━━━━━ DATASET ROWS

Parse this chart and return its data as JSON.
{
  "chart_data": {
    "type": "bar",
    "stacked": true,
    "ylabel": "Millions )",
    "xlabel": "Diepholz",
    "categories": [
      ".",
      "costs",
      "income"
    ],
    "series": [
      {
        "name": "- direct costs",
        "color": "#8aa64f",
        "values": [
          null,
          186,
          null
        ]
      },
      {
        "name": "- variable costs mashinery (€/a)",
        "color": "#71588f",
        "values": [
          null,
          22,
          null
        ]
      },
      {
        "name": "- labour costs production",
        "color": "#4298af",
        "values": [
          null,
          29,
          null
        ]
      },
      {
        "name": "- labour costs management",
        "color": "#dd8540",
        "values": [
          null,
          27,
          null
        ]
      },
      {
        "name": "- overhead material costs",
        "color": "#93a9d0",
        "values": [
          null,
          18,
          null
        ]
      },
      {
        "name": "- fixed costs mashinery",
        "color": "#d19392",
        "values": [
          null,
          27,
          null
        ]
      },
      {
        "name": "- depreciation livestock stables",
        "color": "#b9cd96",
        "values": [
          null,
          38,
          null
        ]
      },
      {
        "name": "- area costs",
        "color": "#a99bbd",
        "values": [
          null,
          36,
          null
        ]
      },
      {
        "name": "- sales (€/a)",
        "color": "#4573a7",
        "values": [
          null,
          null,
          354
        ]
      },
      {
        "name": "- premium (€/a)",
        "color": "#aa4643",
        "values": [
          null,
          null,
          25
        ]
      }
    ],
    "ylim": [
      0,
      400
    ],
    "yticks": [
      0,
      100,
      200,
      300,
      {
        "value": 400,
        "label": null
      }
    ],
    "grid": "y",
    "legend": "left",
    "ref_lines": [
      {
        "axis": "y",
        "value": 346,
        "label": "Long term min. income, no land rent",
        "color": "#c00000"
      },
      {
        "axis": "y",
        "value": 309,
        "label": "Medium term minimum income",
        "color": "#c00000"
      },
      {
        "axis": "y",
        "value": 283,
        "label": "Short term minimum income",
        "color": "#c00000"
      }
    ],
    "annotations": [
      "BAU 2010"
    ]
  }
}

━━━━━━━━━━

## [DIRECTION]
Extract all of the data above and output it character for character.

## [ANSWER BELOW]
Parse this chart and return its data as JSON.
{
  "chart_data": {
    "type": "bar",
    "stacked": true,
    "ylabel": "Millions )",
    "xlabel": "Diepholz",
    "categories": [
      ".",
      "costs",
      "income"
    ],
    "series": [
      {
        "name": "- direct costs",
        "color": "#8aa64f",
        "values": [
          null,
          186,
          null
        ]
      },
      {
        "name": "- variable costs mashinery (€/a)",
        "color": "#71588f",
        "values": [
          null,
          22,
          null
        ]
      },
      {
        "name": "- labour costs production",
        "color": "#4298af",
        "values": [
          null,
          29,
          null
        ]
      },
      {
        "name": "- labour costs management",
        "color": "#dd8540",
        "values": [
          null,
          27,
          null
        ]
      },
      {
        "name": "- overhead material costs",
        "color": "#93a9d0",
        "values": [
          null,
          18,
          null
        ]
      },
      {
        "name": "- fixed costs mashinery",
        "color": "#d19392",
        "values": [
          null,
          27,
          null
        ]
      },
      {
        "name": "- depreciation livestock stables",
        "color": "#b9cd96",
        "values": [
          null,
          38,
          null
        ]
      },
      {
        "name": "- area costs",
        "color": "#a99bbd",
        "values": [
          null,
          36,
          null
        ]
      },
      {
        "name": "- sales (€/a)",
        "color": "#4573a7",
        "values": [
          null,
          null,
          354
        ]
      },
      {
        "name": "- premium (€/a)",
        "color": "#aa4643",
        "values": [
          null,
          null,
          25
        ]
      }
    ],
    "ylim": [
      0,
      400
    ],
    "yticks": [
      0,
      100,
      200,
      300,
      {
        "value": 400,
        "label": null
      }
    ],
    "grid": "y",
    "legend": "left",
    "ref_lines": [
      {
        "axis": "y",
        "value": 346,
        "label": "Long term min. income, no land rent",
        "color": "#c00000"
      },
      {
        "axis": "y",
        "value": 309,
        "label": "Medium term minimum income",
        "color": "#c00000"
      },
      {
        "axis": "y",
        "value": 283,
        "label": "Short term minimum income",
        "color": "#c00000"
      }
    ],
    "annotations": [
      "BAU 2010"
    ]
  }
}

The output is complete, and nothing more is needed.